* **RECORDS**:
>> START

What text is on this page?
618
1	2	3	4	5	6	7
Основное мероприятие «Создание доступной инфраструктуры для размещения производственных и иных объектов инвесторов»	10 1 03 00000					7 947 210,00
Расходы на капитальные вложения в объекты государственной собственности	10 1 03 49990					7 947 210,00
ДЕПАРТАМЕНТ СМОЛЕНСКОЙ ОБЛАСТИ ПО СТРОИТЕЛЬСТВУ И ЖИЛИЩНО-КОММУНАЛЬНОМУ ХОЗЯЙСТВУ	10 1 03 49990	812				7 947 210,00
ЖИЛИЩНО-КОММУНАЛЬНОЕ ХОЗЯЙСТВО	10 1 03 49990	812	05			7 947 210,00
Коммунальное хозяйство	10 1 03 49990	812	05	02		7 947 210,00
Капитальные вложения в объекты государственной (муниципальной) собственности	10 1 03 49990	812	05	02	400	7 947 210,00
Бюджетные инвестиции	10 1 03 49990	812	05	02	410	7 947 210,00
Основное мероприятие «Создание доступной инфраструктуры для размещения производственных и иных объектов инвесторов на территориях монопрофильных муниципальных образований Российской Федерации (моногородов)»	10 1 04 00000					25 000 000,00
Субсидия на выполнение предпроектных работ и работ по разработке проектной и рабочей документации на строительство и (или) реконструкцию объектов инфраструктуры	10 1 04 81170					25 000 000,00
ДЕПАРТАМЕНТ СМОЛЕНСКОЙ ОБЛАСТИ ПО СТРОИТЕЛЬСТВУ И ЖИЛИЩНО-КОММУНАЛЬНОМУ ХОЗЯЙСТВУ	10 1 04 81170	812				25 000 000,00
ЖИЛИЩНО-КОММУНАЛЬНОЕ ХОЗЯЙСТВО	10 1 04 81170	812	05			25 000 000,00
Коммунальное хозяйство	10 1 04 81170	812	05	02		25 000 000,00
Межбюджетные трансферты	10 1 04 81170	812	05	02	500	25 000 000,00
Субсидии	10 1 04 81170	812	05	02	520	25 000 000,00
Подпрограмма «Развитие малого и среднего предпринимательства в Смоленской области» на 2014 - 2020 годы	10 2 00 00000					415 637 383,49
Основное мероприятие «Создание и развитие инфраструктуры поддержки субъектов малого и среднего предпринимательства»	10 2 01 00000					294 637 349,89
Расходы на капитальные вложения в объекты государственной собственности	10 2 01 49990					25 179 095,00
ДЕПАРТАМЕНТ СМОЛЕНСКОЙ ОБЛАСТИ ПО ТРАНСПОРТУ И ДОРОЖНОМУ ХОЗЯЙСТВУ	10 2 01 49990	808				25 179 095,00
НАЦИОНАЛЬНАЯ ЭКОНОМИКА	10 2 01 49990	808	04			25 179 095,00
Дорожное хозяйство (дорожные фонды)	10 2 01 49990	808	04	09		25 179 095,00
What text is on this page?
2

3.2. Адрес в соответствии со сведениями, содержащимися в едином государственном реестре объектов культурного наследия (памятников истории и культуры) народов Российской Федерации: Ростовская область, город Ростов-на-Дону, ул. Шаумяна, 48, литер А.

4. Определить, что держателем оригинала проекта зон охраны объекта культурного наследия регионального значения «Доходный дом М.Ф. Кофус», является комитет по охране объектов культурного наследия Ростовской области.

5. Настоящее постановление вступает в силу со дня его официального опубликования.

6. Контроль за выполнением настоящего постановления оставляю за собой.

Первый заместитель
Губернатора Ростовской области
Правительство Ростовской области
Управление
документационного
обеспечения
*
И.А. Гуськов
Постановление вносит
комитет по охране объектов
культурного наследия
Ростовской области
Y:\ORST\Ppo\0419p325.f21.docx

>> END

* **WHAT TO WORK ON**: Reply with only the number of lines in the material above where the string "собственности" appears.

* **ANSWER TO THIS TASK**: 3